_Data excerpts_:
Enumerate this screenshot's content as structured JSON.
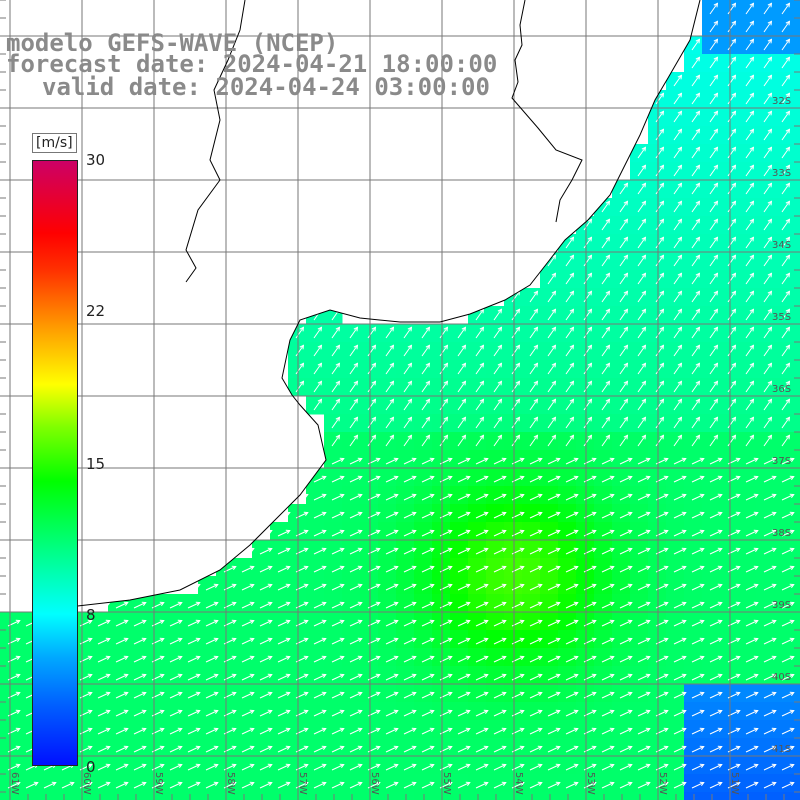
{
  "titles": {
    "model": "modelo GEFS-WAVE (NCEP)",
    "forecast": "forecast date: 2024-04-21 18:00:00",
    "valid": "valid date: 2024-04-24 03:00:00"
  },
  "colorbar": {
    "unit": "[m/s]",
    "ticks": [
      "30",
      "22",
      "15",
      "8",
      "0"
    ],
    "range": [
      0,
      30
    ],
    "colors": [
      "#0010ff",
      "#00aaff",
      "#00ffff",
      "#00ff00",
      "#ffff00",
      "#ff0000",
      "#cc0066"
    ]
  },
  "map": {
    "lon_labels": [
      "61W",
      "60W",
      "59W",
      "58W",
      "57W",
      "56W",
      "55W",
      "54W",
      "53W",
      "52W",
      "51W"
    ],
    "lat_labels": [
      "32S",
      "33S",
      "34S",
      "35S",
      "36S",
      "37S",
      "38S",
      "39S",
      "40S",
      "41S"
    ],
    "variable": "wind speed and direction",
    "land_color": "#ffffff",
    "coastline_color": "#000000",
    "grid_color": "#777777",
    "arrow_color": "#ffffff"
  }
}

_Task goal_: Quote all the lines above exactly as given. Do not include the pictures.

_Expected answer_:
Enumerate this screenshot's content as structured JSON.
{
  "titles": {
    "model": "modelo GEFS-WAVE (NCEP)",
    "forecast": "forecast date: 2024-04-21 18:00:00",
    "valid": "valid date: 2024-04-24 03:00:00"
  },
  "colorbar": {
    "unit": "[m/s]",
    "ticks": [
      "30",
      "22",
      "15",
      "8",
      "0"
    ],
    "range": [
      0,
      30
    ],
    "colors": [
      "#0010ff",
      "#00aaff",
      "#00ffff",
      "#00ff00",
      "#ffff00",
      "#ff0000",
      "#cc0066"
    ]
  },
  "map": {
    "lon_labels": [
      "61W",
      "60W",
      "59W",
      "58W",
      "57W",
      "56W",
      "55W",
      "54W",
      "53W",
      "52W",
      "51W"
    ],
    "lat_labels": [
      "32S",
      "33S",
      "34S",
      "35S",
      "36S",
      "37S",
      "38S",
      "39S",
      "40S",
      "41S"
    ],
    "variable": "wind speed and direction",
    "land_color": "#ffffff",
    "coastline_color": "#000000",
    "grid_color": "#777777",
    "arrow_color": "#ffffff"
  }
}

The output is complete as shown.